# Liu Ji Fa in TN - Video



## ben (Sep 21, 2008)

The first day of our push hands workshops with Master Liu Ji Fa was excellent! 

Here is a brief clip. It was taken with a little hand held camera but as soon as I have time to download the footage from the hd camera I'll post something of better quality.

[yt]6bu7p892FFM[/yt]

Master Liu Ji Fa will be here through next Weekend (sep 28) so I'll try to post more during the workshops and in the following weeks.

If there's anybody on the east coast who is not too busy next weekend, there is still time to catch the final push hands workshop (sep 27 & 28) before Master Liu Ji Fa returns to Shanghai.


----------



## tshadowchaser (Sep 21, 2008)

an interesting demo
wish I could have been there to feel what he did


----------



## Xue Sheng (Sep 22, 2008)

Nice.

My Sifu has done that to me, it is not magic it is just a well trained sifu that can tell were your center is better than you can and it is DAMNED impressive


----------



## ben (Sep 29, 2008)

The workshops were excellent. We got to spend a lot of hands on time with Master Liu and each other. This and the generous feed back and correction from Master Liu really helped us to get a feel for how to use the principles and concepts that he showed us over the last 8 days. I am looking forward to picking up where we left off at next years workshops.

Here's another clip.
[yt]5-yo03-6Njo[/yt]


----------
++++++++
**Given task:** Please update the forum thread about Master Liu Ji Fa's workshops from "The first day" to "the following weeks.", swapping "brief clip" for "short video".
++++++++
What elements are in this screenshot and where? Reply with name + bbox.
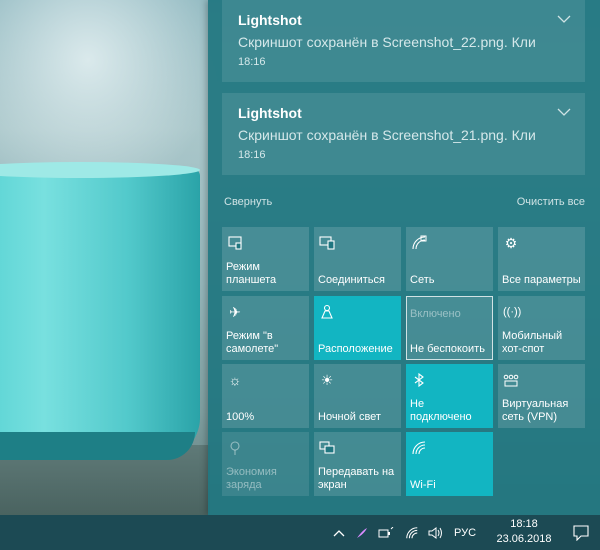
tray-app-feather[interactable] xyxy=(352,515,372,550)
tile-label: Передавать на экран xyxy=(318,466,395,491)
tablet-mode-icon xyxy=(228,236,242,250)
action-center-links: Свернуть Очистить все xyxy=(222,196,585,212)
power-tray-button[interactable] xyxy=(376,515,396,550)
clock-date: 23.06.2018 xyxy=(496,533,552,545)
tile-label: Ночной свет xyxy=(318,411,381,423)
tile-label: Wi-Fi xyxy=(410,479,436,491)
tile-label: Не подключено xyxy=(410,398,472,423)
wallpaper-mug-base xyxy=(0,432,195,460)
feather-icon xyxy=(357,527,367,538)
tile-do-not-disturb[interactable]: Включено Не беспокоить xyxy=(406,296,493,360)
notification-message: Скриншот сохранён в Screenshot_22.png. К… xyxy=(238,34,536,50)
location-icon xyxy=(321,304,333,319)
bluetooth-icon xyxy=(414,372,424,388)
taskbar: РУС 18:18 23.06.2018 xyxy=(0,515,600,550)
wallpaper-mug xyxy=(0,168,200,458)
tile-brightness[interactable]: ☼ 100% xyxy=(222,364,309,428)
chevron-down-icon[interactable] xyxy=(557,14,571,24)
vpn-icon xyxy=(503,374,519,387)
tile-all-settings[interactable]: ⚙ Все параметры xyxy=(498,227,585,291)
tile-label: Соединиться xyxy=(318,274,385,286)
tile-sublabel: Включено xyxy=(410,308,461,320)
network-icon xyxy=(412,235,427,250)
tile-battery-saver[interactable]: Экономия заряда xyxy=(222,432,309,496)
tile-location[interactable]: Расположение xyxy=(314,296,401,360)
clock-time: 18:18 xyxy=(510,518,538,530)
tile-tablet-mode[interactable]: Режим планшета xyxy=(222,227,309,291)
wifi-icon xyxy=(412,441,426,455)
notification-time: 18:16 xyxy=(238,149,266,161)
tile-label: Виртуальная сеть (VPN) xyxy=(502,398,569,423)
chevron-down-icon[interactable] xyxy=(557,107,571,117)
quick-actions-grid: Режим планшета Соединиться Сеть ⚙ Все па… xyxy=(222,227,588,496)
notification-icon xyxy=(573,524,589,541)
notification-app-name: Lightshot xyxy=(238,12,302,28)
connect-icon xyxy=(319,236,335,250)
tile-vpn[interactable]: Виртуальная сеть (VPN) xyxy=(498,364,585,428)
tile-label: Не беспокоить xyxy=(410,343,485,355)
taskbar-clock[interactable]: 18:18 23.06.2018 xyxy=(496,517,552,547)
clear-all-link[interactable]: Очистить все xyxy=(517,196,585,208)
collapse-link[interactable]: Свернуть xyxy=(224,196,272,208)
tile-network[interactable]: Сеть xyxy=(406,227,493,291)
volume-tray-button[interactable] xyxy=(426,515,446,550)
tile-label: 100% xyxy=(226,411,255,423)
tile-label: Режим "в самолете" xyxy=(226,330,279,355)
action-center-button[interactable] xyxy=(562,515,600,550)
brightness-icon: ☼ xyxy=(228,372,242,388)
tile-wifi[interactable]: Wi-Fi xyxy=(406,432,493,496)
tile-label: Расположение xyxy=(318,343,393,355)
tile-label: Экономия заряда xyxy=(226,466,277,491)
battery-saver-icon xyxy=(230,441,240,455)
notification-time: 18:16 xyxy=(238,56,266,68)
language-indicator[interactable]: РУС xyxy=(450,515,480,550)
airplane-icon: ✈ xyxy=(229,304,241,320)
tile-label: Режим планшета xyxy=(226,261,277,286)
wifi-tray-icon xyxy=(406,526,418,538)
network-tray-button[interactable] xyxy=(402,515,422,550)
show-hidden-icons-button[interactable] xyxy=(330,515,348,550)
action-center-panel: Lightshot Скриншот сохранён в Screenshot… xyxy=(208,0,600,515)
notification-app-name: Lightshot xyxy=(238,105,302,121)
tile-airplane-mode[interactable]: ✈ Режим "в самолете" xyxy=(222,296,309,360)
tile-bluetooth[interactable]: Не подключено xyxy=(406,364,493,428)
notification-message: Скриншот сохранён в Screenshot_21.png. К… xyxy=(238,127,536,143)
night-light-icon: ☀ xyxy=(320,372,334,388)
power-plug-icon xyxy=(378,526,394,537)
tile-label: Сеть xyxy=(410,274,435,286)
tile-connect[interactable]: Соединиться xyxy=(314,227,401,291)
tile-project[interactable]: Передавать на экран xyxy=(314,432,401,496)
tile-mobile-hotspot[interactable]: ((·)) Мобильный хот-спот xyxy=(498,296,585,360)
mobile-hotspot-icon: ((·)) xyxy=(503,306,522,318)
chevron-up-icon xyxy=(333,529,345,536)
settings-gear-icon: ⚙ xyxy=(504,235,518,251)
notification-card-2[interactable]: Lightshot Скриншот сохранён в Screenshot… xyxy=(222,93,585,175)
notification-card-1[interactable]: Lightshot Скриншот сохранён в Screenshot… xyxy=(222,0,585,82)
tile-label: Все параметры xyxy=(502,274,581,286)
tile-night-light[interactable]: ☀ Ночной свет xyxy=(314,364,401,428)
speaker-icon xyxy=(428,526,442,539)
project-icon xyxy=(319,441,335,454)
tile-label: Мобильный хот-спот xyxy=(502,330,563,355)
++++++++
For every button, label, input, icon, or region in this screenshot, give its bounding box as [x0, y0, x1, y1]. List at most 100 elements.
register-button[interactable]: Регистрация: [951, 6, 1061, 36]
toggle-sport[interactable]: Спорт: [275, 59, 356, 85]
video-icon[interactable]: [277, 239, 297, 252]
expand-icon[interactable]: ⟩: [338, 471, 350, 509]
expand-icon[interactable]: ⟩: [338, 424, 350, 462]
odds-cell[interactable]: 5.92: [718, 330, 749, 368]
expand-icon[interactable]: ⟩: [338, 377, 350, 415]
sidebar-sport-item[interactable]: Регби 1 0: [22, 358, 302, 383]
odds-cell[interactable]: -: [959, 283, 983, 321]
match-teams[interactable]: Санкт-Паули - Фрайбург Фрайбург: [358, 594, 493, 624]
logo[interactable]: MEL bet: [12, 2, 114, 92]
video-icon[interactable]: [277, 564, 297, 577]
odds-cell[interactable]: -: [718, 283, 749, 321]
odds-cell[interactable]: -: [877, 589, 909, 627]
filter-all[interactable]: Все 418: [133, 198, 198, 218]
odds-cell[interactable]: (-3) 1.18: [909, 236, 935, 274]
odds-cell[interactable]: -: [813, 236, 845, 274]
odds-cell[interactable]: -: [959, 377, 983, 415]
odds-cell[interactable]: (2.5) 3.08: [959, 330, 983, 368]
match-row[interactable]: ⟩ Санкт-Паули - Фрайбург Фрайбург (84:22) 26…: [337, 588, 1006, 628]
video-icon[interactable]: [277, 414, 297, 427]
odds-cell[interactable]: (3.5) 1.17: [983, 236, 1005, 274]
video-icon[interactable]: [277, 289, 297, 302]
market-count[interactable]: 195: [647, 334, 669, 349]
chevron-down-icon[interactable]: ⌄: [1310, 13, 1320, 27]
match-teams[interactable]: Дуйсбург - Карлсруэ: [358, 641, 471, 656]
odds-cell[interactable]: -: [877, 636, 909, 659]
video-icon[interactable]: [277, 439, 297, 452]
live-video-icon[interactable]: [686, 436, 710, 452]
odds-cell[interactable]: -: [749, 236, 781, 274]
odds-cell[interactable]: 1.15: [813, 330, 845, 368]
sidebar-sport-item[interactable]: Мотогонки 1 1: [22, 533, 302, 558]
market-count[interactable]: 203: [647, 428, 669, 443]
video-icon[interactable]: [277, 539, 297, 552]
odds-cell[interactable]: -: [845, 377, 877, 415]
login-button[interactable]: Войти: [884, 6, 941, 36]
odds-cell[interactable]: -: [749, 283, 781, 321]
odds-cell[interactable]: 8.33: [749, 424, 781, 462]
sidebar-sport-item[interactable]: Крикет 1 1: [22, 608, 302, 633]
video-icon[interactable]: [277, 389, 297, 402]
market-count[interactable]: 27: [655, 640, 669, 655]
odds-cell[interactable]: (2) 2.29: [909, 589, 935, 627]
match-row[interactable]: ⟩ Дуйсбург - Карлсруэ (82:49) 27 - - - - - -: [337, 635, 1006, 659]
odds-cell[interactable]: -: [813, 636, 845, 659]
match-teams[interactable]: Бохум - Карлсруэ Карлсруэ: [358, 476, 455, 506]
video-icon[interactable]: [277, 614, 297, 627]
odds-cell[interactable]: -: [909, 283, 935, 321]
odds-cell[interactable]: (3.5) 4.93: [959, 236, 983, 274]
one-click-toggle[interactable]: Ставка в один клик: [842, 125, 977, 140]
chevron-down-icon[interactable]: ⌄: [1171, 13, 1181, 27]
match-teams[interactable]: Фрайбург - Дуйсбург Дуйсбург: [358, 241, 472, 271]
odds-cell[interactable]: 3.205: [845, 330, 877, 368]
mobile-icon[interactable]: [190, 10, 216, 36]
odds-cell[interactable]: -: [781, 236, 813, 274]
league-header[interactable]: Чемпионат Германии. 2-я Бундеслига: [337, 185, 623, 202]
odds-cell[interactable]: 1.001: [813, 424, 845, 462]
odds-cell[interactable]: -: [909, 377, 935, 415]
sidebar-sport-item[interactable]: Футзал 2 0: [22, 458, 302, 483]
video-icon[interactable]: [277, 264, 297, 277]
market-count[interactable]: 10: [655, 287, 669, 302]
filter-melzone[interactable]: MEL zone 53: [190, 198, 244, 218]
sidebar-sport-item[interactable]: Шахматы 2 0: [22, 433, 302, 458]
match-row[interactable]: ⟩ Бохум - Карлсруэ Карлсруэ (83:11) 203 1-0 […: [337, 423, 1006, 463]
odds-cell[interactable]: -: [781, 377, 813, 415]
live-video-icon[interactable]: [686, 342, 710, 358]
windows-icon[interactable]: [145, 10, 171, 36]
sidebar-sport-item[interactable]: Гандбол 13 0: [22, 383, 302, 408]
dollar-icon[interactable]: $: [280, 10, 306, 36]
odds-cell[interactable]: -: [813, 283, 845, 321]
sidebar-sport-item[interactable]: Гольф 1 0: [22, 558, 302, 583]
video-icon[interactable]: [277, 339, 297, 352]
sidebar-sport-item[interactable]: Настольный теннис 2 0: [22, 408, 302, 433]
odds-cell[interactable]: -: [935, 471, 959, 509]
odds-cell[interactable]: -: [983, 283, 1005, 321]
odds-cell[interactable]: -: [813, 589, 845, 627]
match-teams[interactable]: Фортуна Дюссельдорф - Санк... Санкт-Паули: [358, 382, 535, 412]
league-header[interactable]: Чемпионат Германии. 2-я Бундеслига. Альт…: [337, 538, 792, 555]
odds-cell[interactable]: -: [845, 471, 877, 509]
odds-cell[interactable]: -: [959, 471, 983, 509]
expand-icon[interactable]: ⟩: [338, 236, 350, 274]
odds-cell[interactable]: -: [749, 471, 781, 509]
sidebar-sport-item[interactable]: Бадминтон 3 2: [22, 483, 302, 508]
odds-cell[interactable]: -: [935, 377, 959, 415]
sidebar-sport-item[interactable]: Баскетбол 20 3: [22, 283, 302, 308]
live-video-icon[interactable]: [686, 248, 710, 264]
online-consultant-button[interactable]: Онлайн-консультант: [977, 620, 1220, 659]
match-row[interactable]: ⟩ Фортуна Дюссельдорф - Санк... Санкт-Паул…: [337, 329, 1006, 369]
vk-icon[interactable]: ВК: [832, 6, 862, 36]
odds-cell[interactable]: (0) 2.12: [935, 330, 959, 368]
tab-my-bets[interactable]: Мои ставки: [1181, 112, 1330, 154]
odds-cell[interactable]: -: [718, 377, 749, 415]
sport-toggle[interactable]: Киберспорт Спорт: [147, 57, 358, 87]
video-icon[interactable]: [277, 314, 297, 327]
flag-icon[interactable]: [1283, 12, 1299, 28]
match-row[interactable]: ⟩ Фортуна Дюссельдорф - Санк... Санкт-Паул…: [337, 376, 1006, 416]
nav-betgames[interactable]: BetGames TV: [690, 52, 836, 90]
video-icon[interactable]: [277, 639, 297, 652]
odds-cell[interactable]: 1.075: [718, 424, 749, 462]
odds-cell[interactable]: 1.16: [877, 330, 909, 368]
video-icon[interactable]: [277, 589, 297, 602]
++++++++
**Answer to the problem:**
The first day of our push hands workshops with Master Liu Ji Fa was excellent! 

Here is a short video. It was taken with a little hand held camera but as soon as I have time to download the footage from the hd camera I'll post something of better quality.

[yt]6bu7p892FFM[/yt]

Master Liu Ji Fa will be here through next Weekend (sep 28) so I'll try to post more during the workshops and in the following weeks.